Exercise description> Collect all lines containing the word "BiddingManagementSystem" from the data.

The input>
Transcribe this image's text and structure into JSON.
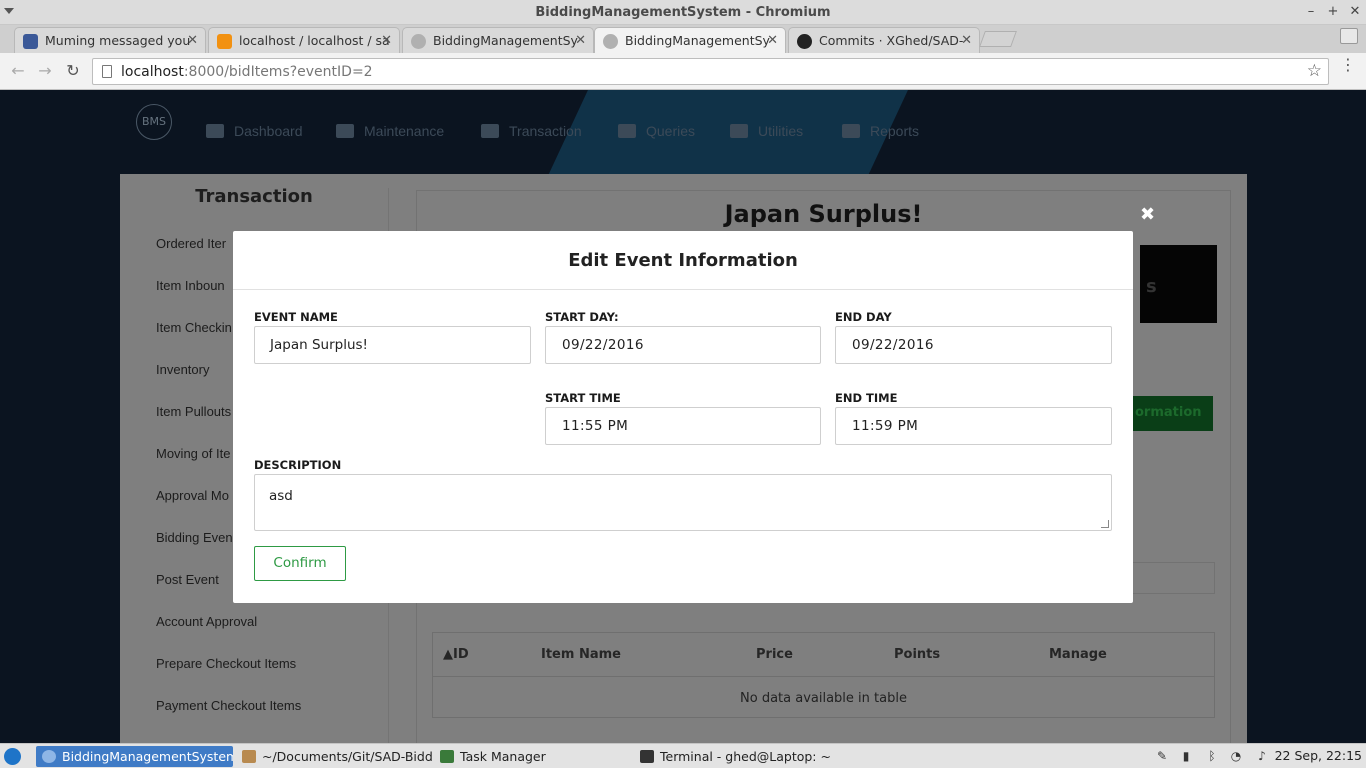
{
  "window": {
    "title": "BiddingManagementSystem - Chromium",
    "minimize": "–",
    "maximize": "+",
    "close": "✕"
  },
  "tabs": [
    {
      "label": "Muming messaged you",
      "icon": "facebook-icon",
      "color": "#3b5998"
    },
    {
      "label": "localhost / localhost / sa",
      "icon": "phpmyadmin-icon",
      "color": "#f29111"
    },
    {
      "label": "BiddingManagementSy",
      "icon": "globe-icon",
      "color": "#9a9a9a"
    },
    {
      "label": "BiddingManagementSy",
      "icon": "globe-icon",
      "color": "#9a9a9a"
    },
    {
      "label": "Commits · XGhed/SAD-",
      "icon": "github-icon",
      "color": "#222222"
    }
  ],
  "toolbar": {
    "back": "←",
    "forward": "→",
    "reload": "↻",
    "url_host": "localhost",
    "url_rest": ":8000/bidItems?eventID=2",
    "star": "☆",
    "menu": "⋮"
  },
  "app": {
    "logo_text": "BMS",
    "nav": [
      "Dashboard",
      "Maintenance",
      "Transaction",
      "Queries",
      "Utilities",
      "Reports"
    ],
    "sidebar_title": "Transaction",
    "sidebar_items": [
      "Ordered Iter",
      "Item Inboun",
      "Item Checkin",
      "Inventory",
      "Item Pullouts",
      "Moving of Ite",
      "Approval Mo",
      "Bidding Even",
      "Post Event",
      "Account Approval",
      "Prepare Checkout Items",
      "Payment Checkout Items"
    ],
    "event_title": "Japan Surplus!",
    "banner_text": "s",
    "green_button": "ormation",
    "table_headers": [
      "▲ID",
      "Item Name",
      "Price",
      "Points",
      "Manage"
    ],
    "table_empty": "No data available in table"
  },
  "modal": {
    "close": "✖",
    "title": "Edit Event Information",
    "event_name_label": "EVENT NAME",
    "event_name_value": "Japan Surplus!",
    "start_day_label": "START DAY:",
    "start_day_value": "09/22/2016",
    "end_day_label": "END DAY",
    "end_day_value": "09/22/2016",
    "start_time_label": "START TIME",
    "start_time_value": "11:55 PM",
    "end_time_label": "END TIME",
    "end_time_value": "11:59 PM",
    "description_label": "DESCRIPTION",
    "description_value": "asd",
    "confirm_label": "Confirm"
  },
  "taskbar": {
    "tasks": [
      "BiddingManagementSystem...",
      "~/Documents/Git/SAD-Biddi...",
      "Task Manager",
      "Terminal - ghed@Laptop: ~/..."
    ],
    "clock": "22 Sep, 22:15"
  }
}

Exercise response>
    "title": "BiddingManagementSystem - Chromium",
      "BiddingManagementSystem...",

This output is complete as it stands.